= The request =
Gather every line in the rows below that contains the word "Core", and reproduce each one in full.

#### Provided records ####

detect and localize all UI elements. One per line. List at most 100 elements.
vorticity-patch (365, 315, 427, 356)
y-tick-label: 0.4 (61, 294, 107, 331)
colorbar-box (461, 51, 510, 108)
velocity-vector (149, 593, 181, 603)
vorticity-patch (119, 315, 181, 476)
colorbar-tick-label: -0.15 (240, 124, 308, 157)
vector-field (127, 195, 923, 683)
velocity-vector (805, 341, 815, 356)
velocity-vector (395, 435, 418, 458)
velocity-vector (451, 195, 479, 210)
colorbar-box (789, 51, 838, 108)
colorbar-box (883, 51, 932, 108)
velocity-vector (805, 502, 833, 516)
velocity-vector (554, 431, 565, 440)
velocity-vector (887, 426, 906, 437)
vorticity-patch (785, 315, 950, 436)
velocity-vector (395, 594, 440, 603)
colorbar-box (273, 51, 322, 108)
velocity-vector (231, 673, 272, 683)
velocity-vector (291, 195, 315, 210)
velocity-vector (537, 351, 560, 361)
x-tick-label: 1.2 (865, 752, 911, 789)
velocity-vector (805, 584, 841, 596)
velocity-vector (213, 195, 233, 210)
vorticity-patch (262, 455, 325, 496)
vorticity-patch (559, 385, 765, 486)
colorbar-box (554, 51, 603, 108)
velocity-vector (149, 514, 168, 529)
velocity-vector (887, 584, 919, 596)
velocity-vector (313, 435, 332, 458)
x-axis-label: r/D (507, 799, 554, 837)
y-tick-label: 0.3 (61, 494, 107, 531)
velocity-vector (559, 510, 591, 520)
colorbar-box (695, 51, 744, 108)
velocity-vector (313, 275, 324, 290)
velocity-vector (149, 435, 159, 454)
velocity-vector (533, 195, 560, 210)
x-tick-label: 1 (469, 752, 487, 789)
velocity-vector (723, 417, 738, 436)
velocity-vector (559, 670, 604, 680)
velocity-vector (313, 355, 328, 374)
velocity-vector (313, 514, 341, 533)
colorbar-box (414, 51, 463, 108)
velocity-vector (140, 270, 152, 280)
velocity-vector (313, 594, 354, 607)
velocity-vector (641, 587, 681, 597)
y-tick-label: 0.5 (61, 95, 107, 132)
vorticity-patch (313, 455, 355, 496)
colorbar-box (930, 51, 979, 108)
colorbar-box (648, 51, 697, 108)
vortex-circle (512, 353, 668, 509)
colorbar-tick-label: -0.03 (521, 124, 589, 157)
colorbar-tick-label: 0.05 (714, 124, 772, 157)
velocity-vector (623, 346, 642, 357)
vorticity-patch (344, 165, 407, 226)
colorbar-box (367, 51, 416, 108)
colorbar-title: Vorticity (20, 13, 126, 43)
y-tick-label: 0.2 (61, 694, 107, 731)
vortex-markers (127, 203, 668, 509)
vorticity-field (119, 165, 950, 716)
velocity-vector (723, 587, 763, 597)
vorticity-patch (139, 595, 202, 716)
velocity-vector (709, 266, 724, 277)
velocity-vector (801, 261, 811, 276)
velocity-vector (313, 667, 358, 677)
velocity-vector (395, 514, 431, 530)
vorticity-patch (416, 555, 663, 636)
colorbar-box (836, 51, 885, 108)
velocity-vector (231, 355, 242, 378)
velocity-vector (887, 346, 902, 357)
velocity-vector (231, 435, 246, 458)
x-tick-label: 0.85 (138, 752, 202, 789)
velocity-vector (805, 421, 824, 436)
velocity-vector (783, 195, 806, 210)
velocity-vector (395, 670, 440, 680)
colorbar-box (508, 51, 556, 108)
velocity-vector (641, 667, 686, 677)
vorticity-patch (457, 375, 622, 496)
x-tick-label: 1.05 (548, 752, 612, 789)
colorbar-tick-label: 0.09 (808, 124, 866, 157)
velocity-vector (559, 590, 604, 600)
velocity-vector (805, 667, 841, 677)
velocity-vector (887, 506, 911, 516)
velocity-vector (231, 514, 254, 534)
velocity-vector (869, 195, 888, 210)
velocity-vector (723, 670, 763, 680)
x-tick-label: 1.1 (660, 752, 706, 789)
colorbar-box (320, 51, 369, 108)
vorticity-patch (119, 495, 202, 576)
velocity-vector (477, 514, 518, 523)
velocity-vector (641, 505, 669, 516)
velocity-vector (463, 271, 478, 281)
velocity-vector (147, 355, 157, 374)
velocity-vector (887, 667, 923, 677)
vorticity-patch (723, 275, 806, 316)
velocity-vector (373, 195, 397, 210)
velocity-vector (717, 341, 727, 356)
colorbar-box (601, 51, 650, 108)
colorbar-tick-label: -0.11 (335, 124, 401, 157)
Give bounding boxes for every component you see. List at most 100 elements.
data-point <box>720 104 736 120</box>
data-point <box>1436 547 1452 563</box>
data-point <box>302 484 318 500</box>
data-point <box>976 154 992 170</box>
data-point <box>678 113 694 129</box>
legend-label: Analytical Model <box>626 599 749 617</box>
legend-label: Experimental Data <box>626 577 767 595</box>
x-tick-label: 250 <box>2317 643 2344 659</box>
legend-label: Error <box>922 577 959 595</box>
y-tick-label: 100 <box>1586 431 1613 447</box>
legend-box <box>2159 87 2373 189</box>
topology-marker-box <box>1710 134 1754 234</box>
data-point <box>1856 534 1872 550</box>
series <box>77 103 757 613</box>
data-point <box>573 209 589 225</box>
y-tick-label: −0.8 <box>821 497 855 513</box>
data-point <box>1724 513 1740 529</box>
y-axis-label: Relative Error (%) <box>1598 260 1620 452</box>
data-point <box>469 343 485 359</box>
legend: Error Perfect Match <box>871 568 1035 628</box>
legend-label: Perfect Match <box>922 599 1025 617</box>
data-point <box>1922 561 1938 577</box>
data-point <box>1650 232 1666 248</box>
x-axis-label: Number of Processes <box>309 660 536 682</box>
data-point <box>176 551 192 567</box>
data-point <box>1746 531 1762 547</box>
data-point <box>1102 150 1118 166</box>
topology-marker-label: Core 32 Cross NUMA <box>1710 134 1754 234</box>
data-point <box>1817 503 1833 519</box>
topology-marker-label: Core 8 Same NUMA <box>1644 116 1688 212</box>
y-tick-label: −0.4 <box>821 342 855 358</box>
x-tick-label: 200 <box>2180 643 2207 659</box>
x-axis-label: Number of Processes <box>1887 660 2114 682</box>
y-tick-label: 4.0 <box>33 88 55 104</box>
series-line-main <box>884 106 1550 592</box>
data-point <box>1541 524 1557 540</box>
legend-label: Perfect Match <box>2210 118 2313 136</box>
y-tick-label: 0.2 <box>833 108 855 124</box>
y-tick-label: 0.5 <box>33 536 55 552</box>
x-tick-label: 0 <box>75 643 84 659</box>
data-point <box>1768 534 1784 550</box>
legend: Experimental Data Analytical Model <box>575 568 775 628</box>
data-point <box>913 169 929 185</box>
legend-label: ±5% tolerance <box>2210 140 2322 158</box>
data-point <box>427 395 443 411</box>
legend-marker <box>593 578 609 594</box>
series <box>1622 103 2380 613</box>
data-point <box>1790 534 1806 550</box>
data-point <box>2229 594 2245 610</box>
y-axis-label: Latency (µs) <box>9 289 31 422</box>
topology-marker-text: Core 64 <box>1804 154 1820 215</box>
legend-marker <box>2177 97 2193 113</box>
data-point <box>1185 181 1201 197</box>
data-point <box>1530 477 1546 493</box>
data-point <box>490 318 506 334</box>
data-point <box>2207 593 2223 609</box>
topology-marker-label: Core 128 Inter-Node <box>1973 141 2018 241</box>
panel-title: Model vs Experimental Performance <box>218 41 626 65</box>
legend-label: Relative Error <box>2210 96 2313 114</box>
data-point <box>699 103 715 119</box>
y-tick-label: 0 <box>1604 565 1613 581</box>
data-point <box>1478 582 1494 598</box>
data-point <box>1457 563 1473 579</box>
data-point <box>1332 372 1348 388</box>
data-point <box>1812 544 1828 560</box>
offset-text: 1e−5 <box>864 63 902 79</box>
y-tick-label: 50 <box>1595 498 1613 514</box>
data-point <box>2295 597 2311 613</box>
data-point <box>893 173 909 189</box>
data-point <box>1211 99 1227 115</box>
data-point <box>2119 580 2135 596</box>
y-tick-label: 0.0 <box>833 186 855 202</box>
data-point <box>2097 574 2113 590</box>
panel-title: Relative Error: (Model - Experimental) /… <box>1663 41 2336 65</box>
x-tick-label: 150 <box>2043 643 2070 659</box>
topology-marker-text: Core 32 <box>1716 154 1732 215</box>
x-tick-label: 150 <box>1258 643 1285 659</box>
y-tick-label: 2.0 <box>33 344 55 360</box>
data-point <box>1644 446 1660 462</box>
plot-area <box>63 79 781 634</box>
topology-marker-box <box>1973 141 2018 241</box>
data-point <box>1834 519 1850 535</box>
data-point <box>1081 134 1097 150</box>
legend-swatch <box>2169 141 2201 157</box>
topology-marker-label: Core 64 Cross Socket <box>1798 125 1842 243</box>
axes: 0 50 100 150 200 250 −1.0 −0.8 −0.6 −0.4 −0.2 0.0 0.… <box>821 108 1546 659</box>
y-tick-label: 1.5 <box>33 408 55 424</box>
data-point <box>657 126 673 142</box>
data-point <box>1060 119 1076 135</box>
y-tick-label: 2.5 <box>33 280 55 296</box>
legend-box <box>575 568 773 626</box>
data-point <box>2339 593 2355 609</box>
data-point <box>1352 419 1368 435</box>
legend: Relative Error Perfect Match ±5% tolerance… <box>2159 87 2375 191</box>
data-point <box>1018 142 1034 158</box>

####

= Answer to the exercise =
topology-marker-label: Core 32 Cross NUMA <box>1710 134 1754 234</box>
topology-marker-label: Core 8 Same NUMA <box>1644 116 1688 212</box>
topology-marker-text: Core 64 <box>1804 154 1820 215</box>
topology-marker-label: Core 128 Inter-Node <box>1973 141 2018 241</box>
topology-marker-text: Core 32 <box>1716 154 1732 215</box>
topology-marker-label: Core 64 Cross Socket <box>1798 125 1842 243</box>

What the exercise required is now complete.